▶ **Required task**: Collect every line that includes the string "palette".
** START **
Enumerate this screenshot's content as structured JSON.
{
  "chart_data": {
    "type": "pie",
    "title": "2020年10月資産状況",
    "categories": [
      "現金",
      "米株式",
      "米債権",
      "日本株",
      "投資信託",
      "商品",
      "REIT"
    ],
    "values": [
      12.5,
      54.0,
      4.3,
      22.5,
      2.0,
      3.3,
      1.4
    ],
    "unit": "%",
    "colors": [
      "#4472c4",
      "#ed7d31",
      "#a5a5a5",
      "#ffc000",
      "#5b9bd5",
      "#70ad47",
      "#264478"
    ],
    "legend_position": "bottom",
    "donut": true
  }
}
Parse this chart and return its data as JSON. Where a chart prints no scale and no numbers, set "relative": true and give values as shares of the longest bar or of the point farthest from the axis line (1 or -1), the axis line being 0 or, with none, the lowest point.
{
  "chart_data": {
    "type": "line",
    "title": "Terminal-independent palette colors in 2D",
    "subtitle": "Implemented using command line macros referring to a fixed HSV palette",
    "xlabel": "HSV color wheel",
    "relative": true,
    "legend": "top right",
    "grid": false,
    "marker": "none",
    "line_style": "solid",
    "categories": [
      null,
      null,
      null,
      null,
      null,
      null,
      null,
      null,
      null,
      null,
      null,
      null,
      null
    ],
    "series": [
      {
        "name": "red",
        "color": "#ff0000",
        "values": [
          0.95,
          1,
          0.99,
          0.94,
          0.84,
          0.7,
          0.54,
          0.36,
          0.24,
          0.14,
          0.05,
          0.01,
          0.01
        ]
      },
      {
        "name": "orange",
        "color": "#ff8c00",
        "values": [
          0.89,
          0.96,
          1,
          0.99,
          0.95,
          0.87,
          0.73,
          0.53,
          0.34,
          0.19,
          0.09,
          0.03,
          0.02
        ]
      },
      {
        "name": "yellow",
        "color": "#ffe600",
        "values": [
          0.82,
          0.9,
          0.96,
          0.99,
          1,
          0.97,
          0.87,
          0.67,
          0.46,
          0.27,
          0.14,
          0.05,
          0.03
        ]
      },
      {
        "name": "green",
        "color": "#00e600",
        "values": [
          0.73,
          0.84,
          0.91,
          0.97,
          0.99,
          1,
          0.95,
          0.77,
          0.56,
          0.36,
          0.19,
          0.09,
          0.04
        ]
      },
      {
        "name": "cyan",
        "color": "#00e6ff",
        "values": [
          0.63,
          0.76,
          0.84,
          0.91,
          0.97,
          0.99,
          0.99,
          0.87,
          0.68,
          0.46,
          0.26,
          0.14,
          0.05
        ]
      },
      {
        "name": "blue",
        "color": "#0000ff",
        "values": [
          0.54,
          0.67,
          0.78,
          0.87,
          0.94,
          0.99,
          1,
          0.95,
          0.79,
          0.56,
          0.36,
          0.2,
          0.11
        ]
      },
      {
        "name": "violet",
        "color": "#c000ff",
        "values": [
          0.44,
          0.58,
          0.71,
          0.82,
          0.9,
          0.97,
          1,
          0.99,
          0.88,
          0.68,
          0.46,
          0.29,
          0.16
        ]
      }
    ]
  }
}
** END **
▶ **Solution for this problem**:
    "title": "Terminal-independent palette colors in 2D",
    "subtitle": "Implemented using command line macros referring to a fixed HSV palette",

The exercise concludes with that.